* **Directive**:
Output the records exactly. Include every line.

-- BEGIN Extracted entries --

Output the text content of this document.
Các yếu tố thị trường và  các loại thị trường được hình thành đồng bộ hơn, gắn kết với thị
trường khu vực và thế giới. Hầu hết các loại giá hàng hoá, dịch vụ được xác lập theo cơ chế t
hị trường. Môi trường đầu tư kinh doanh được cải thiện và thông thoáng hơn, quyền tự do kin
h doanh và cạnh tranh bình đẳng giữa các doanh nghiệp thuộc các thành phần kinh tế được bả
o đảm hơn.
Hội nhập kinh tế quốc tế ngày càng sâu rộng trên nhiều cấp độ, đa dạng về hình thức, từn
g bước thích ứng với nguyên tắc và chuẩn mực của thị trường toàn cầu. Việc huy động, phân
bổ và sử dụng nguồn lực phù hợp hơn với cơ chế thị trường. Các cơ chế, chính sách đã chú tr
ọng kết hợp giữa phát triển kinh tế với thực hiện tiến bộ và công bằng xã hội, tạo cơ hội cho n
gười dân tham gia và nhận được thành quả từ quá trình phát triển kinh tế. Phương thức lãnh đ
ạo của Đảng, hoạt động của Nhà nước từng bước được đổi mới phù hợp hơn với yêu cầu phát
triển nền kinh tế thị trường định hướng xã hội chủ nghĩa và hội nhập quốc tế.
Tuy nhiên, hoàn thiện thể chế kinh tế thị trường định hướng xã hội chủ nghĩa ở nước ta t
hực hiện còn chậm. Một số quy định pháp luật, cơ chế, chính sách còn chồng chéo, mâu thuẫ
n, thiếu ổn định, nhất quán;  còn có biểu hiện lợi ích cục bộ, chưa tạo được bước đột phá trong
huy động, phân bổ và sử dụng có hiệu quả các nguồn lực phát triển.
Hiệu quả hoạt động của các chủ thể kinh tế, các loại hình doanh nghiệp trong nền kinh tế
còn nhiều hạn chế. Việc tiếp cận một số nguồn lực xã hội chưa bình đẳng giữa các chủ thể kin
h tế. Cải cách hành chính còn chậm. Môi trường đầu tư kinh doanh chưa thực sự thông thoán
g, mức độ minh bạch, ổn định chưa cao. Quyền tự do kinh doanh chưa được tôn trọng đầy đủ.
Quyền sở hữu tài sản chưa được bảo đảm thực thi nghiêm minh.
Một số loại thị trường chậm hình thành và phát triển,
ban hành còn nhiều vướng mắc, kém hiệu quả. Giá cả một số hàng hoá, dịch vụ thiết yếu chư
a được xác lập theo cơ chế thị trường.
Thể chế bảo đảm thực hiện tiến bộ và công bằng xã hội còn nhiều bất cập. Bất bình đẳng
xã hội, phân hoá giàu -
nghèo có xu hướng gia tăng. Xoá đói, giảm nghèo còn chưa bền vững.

-- END Extracted entries --

* **Completed task**:
Output the text content of this document.
Các yếu tố thị trường và  các loại thị trường được hình thành đồng bộ hơn, gắn kết với thị
trường khu vực và thế giới. Hầu hết các loại giá hàng hoá, dịch vụ được xác lập theo cơ chế t
hị trường. Môi trường đầu tư kinh doanh được cải thiện và thông thoáng hơn, quyền tự do kin
h doanh và cạnh tranh bình đẳng giữa các doanh nghiệp thuộc các thành phần kinh tế được bả
o đảm hơn.
Hội nhập kinh tế quốc tế ngày càng sâu rộng trên nhiều cấp độ, đa dạng về hình thức, từn
g bước thích ứng với nguyên tắc và chuẩn mực của thị trường toàn cầu. Việc huy động, phân
bổ và sử dụng nguồn lực phù hợp hơn với cơ chế thị trường. Các cơ chế, chính sách đã chú tr
ọng kết hợp giữa phát triển kinh tế với thực hiện tiến bộ và công bằng xã hội, tạo cơ hội cho n
gười dân tham gia và nhận được thành quả từ quá trình phát triển kinh tế. Phương thức lãnh đ
ạo của Đảng, hoạt động của Nhà nước từng bước được đổi mới phù hợp hơn với yêu cầu phát
triển nền kinh tế thị trường định hướng xã hội chủ nghĩa và hội nhập quốc tế.
Tuy nhiên, hoàn thiện thể chế kinh tế thị trường định hướng xã hội chủ nghĩa ở nước ta t
hực hiện còn chậm. Một số quy định pháp luật, cơ chế, chính sách còn chồng chéo, mâu thuẫ
n, thiếu ổn định, nhất quán;  còn có biểu hiện lợi ích cục bộ, chưa tạo được bước đột phá trong
huy động, phân bổ và sử dụng có hiệu quả các nguồn lực phát triển.
Hiệu quả hoạt động của các chủ thể kinh tế, các loại hình doanh nghiệp trong nền kinh tế
còn nhiều hạn chế. Việc tiếp cận một số nguồn lực xã hội chưa bình đẳng giữa các chủ thể kin
h tế. Cải cách hành chính còn chậm. Môi trường đầu tư kinh doanh chưa thực sự thông thoán
g, mức độ minh bạch, ổn định chưa cao. Quyền tự do kinh doanh chưa được tôn trọng đầy đủ.
Quyền sở hữu tài sản chưa được bảo đảm thực thi nghiêm minh.
Một số loại thị trường chậm hình thành và phát triển,
ban hành còn nhiều vướng mắc, kém hiệu quả. Giá cả một số hàng hoá, dịch vụ thiết yếu chư
a được xác lập theo cơ chế thị trường.
Thể chế bảo đảm thực hiện tiến bộ và công bằng xã hội còn nhiều bất cập. Bất bình đẳng
xã hội, phân hoá giàu -
nghèo có xu hướng gia tăng. Xoá đói, giảm nghèo còn chưa bền vững.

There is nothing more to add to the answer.